- **Written exercise**: From the entries that follow, gather each line holding the word "indoor".

- **Exercise material**:
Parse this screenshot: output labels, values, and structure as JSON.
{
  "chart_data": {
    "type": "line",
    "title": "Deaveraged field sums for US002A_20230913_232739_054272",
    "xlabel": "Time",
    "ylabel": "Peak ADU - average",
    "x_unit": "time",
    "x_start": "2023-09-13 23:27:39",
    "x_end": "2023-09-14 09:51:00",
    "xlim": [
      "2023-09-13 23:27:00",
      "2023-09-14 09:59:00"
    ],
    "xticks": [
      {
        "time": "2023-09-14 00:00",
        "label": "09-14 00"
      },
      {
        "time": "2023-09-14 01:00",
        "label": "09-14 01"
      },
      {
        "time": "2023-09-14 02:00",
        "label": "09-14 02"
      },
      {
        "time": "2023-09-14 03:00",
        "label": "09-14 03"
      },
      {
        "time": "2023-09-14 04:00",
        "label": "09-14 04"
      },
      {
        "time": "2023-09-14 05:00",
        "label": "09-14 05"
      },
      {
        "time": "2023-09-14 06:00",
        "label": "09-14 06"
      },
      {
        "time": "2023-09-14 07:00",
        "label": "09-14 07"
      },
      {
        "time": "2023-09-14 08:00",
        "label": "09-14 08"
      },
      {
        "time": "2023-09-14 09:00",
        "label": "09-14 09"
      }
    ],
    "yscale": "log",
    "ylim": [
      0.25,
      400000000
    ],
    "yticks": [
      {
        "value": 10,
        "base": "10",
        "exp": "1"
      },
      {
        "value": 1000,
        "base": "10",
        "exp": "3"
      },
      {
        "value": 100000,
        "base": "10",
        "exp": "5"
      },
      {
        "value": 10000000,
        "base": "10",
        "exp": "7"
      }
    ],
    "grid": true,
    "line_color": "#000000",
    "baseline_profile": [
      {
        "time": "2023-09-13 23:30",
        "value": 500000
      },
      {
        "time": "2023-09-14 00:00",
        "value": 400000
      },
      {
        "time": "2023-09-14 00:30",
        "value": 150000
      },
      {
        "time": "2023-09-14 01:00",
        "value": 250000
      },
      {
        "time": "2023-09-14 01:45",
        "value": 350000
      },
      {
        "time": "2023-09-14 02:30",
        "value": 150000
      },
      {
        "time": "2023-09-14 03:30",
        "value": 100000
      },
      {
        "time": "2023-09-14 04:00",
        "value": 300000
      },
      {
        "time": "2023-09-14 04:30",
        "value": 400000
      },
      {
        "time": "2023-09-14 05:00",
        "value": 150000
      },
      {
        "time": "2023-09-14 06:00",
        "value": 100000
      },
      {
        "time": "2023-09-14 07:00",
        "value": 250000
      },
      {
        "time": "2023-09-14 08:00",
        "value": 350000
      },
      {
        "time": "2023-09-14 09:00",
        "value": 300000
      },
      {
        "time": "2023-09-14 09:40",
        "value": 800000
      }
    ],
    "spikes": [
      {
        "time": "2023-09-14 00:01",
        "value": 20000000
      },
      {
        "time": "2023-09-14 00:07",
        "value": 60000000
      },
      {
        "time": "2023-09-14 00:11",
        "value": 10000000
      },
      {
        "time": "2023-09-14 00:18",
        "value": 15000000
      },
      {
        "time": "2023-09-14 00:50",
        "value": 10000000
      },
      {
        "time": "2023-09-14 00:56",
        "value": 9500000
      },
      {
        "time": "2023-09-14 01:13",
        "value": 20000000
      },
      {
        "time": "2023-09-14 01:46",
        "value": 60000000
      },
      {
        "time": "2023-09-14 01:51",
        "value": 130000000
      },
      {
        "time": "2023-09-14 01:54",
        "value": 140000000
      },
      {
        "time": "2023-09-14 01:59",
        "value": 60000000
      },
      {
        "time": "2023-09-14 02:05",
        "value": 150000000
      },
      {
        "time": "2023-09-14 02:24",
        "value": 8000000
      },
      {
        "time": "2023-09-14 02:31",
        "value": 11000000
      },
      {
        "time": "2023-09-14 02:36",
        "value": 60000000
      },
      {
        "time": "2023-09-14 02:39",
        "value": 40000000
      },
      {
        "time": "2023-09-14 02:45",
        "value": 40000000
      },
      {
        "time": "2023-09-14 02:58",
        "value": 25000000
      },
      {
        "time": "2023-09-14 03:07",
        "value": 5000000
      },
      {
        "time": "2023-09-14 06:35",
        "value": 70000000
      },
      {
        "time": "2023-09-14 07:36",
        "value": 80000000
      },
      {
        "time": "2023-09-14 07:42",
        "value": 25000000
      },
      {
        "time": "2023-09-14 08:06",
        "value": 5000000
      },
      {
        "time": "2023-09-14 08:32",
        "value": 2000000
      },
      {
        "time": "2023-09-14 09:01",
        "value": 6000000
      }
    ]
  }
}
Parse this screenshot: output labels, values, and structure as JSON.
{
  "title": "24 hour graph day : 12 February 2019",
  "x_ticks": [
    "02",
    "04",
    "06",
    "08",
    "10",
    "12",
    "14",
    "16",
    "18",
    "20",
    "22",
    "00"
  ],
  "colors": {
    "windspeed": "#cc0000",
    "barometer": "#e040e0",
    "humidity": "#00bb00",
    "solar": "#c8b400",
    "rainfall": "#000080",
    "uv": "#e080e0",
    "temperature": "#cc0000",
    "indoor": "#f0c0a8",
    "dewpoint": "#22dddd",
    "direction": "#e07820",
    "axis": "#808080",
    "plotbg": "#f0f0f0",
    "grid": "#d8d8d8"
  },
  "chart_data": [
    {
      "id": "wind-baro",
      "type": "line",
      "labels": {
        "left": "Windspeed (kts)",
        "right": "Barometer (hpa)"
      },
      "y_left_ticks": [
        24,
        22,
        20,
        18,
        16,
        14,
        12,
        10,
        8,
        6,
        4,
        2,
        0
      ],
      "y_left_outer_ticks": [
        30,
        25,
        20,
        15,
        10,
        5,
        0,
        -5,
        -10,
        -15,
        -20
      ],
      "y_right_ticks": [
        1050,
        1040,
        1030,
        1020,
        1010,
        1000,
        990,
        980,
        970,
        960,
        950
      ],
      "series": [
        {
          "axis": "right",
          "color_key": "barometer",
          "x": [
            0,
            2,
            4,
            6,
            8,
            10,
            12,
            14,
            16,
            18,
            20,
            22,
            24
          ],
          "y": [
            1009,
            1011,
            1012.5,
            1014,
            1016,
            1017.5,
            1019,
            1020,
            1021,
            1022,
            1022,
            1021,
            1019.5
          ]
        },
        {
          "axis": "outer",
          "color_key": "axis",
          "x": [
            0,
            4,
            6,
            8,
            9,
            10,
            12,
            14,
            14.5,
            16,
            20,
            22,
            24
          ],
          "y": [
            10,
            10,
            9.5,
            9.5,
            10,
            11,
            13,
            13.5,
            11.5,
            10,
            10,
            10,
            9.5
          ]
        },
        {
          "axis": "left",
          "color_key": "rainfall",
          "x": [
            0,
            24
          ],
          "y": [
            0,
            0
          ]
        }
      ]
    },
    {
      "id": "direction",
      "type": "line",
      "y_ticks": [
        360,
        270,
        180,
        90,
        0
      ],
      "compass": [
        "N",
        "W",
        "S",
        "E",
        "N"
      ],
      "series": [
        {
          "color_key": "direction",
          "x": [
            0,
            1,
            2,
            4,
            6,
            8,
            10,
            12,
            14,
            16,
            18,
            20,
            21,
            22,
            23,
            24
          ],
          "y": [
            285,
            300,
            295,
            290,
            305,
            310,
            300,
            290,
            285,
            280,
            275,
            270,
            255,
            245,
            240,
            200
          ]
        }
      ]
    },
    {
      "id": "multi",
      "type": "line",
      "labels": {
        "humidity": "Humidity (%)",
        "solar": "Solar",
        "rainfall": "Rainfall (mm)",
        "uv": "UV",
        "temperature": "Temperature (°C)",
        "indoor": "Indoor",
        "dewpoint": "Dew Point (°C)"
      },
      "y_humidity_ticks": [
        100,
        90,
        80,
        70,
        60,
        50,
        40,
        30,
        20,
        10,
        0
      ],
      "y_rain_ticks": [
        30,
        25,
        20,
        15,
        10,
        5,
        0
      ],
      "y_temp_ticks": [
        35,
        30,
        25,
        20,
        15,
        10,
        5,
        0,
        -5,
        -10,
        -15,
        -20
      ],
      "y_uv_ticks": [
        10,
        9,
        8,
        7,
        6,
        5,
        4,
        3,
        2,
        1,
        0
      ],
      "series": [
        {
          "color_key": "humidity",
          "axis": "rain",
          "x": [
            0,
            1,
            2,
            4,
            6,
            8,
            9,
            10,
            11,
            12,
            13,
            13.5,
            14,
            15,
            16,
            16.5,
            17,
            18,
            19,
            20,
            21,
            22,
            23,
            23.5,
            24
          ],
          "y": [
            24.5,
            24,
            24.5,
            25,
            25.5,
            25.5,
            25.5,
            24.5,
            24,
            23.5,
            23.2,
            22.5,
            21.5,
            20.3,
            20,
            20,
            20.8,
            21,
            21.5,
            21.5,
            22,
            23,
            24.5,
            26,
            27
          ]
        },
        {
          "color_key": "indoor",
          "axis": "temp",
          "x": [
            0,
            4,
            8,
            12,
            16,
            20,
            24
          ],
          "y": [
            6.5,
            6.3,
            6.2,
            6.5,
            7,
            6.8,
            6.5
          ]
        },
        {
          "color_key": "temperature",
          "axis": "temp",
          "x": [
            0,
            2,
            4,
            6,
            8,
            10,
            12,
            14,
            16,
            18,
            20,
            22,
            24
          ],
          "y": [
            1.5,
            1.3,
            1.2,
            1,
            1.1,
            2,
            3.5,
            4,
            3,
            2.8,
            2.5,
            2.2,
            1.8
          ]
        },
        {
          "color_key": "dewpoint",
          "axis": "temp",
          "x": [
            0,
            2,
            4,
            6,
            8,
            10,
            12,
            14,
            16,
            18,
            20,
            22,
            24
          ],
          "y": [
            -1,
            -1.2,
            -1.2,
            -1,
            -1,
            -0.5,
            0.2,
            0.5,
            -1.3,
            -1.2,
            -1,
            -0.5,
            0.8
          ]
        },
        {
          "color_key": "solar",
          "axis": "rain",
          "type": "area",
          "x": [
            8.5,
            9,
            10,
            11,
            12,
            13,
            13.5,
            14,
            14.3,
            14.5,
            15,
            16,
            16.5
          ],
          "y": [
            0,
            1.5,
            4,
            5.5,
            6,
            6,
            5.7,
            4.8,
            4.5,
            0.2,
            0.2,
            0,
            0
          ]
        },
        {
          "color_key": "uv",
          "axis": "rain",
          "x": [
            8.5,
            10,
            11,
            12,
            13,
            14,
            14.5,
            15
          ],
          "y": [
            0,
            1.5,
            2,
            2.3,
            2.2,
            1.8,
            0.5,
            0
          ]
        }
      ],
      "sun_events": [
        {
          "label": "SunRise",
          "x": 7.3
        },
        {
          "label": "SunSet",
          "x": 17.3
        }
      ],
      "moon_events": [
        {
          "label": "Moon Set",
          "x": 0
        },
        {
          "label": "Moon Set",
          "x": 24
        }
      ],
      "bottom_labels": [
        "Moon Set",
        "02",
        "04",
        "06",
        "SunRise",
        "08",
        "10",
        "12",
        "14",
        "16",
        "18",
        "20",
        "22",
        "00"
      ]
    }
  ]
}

- **Task response**:
    "indoor": "#f0c0a8",
        "indoor": "Indoor",
          "color_key": "indoor",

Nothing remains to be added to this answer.